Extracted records
☆ ☆ ☆ ☆ ☆

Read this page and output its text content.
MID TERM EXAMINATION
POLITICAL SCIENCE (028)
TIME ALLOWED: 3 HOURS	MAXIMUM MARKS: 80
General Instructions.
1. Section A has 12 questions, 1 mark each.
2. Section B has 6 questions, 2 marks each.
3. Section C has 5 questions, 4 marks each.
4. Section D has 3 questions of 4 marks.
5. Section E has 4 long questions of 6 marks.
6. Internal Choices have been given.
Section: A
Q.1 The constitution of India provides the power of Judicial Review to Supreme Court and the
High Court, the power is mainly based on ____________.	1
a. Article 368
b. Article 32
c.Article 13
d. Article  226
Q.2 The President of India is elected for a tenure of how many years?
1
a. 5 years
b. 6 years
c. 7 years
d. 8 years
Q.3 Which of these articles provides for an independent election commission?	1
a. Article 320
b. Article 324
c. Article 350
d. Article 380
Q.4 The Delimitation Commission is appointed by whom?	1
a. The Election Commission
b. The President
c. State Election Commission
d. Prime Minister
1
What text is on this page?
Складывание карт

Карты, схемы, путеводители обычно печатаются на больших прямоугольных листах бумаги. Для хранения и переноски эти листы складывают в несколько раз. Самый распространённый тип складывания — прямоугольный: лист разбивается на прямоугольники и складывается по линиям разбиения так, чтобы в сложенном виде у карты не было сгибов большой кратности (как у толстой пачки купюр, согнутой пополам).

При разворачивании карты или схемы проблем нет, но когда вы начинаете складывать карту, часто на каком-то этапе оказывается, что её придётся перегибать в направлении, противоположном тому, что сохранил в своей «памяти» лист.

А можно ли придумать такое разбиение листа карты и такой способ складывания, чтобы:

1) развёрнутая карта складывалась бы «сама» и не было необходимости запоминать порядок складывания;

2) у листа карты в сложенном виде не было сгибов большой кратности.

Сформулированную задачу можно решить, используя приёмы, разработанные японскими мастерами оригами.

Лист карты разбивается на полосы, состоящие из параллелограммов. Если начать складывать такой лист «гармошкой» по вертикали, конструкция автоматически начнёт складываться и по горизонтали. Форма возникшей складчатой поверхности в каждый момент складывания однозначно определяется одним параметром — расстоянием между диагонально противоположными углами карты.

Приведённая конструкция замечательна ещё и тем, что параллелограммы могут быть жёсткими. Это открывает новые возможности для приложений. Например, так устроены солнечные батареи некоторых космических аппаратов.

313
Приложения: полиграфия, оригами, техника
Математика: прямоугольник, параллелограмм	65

☆ ☆ ☆ ☆ ☆

Quote each line above in full, word for word.

> **SOLUTION BELOW**
Read this page and output its text content.
MID TERM EXAMINATION
POLITICAL SCIENCE (028)
TIME ALLOWED: 3 HOURS	MAXIMUM MARKS: 80
General Instructions.
1. Section A has 12 questions, 1 mark each.
2. Section B has 6 questions, 2 marks each.
3. Section C has 5 questions, 4 marks each.
4. Section D has 3 questions of 4 marks.
5. Section E has 4 long questions of 6 marks.
6. Internal Choices have been given.
Section: A
Q.1 The constitution of India provides the power of Judicial Review to Supreme Court and the
High Court, the power is mainly based on ____________.	1
a. Article 368
b. Article 32
c.Article 13
d. Article  226
Q.2 The President of India is elected for a tenure of how many years?
1
a. 5 years
b. 6 years
c. 7 years
d. 8 years
Q.3 Which of these articles provides for an independent election commission?	1
a. Article 320
b. Article 324
c. Article 350
d. Article 380
Q.4 The Delimitation Commission is appointed by whom?	1
a. The Election Commission
b. The President
c. State Election Commission
d. Prime Minister
1
What text is on this page?
Складывание карт

Карты, схемы, путеводители обычно печатаются на больших прямоугольных листах бумаги. Для хранения и переноски эти листы складывают в несколько раз. Самый распространённый тип складывания — прямоугольный: лист разбивается на прямоугольники и складывается по линиям разбиения так, чтобы в сложенном виде у карты не было сгибов большой кратности (как у толстой пачки купюр, согнутой пополам).

При разворачивании карты или схемы проблем нет, но когда вы начинаете складывать карту, часто на каком-то этапе оказывается, что её придётся перегибать в направлении, противоположном тому, что сохранил в своей «памяти» лист.

А можно ли придумать такое разбиение листа карты и такой способ складывания, чтобы:

1) развёрнутая карта складывалась бы «сама» и не было необходимости запоминать порядок складывания;

2) у листа карты в сложенном виде не было сгибов большой кратности.

Сформулированную задачу можно решить, используя приёмы, разработанные японскими мастерами оригами.

Лист карты разбивается на полосы, состоящие из параллелограммов. Если начать складывать такой лист «гармошкой» по вертикали, конструкция автоматически начнёт складываться и по горизонтали. Форма возникшей складчатой поверхности в каждый момент складывания однозначно определяется одним параметром — расстоянием между диагонально противоположными углами карты.

Приведённая конструкция замечательна ещё и тем, что параллелограммы могут быть жёсткими. Это открывает новые возможности для приложений. Например, так устроены солнечные батареи некоторых космических аппаратов.

313
Приложения: полиграфия, оригами, техника
Математика: прямоугольник, параллелограмм	65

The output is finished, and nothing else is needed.